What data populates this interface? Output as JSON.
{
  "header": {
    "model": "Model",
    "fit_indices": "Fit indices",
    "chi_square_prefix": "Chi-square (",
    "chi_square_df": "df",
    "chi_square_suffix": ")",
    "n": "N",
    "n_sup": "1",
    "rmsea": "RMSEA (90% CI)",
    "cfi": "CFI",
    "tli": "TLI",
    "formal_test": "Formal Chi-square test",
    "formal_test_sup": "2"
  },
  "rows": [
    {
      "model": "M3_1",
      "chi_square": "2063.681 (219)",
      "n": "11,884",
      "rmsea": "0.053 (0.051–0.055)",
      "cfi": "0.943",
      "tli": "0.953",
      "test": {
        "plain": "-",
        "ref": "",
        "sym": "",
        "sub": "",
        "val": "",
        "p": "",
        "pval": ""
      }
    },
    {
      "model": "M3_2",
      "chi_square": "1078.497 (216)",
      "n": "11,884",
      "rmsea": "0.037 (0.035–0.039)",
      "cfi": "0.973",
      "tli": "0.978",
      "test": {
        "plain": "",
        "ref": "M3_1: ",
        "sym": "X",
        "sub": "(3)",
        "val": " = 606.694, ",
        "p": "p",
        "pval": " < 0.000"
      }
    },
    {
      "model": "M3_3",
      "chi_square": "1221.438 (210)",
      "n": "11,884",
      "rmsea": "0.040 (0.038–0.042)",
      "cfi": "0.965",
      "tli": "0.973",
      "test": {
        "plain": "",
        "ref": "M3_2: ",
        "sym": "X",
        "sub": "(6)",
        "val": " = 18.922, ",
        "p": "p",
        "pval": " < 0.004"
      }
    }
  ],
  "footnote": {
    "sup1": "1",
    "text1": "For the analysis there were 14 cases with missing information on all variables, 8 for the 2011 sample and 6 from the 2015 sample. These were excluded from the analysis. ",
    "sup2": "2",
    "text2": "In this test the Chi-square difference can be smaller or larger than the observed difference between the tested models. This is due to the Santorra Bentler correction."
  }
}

--*--

## THE REQUEST:
Set every line of the listing down word for word.

## ANSWER:
What data populates this interface? Output as JSON.
{
  "header": {
    "model": "Model",
    "fit_indices": "Fit indices",
    "chi_square_prefix": "Chi-square (",
    "chi_square_df": "df",
    "chi_square_suffix": ")",
    "n": "N",
    "n_sup": "1",
    "rmsea": "RMSEA (90% CI)",
    "cfi": "CFI",
    "tli": "TLI",
    "formal_test": "Formal Chi-square test",
    "formal_test_sup": "2"
  },
  "rows": [
    {
      "model": "M3_1",
      "chi_square": "2063.681 (219)",
      "n": "11,884",
      "rmsea": "0.053 (0.051–0.055)",
      "cfi": "0.943",
      "tli": "0.953",
      "test": {
        "plain": "-",
        "ref": "",
        "sym": "",
        "sub": "",
        "val": "",
        "p": "",
        "pval": ""
      }
    },
    {
      "model": "M3_2",
      "chi_square": "1078.497 (216)",
      "n": "11,884",
      "rmsea": "0.037 (0.035–0.039)",
      "cfi": "0.973",
      "tli": "0.978",
      "test": {
        "plain": "",
        "ref": "M3_1: ",
        "sym": "X",
        "sub": "(3)",
        "val": " = 606.694, ",
        "p": "p",
        "pval": " < 0.000"
      }
    },
    {
      "model": "M3_3",
      "chi_square": "1221.438 (210)",
      "n": "11,884",
      "rmsea": "0.040 (0.038–0.042)",
      "cfi": "0.965",
      "tli": "0.973",
      "test": {
        "plain": "",
        "ref": "M3_2: ",
        "sym": "X",
        "sub": "(6)",
        "val": " = 18.922, ",
        "p": "p",
        "pval": " < 0.004"
      }
    }
  ],
  "footnote": {
    "sup1": "1",
    "text1": "For the analysis there were 14 cases with missing information on all variables, 8 for the 2011 sample and 6 from the 2015 sample. These were excluded from the analysis. ",
    "sup2": "2",
    "text2": "In this test the Chi-square difference can be smaller or larger than the observed difference between the tested models. This is due to the Santorra Bentler correction."
  }
}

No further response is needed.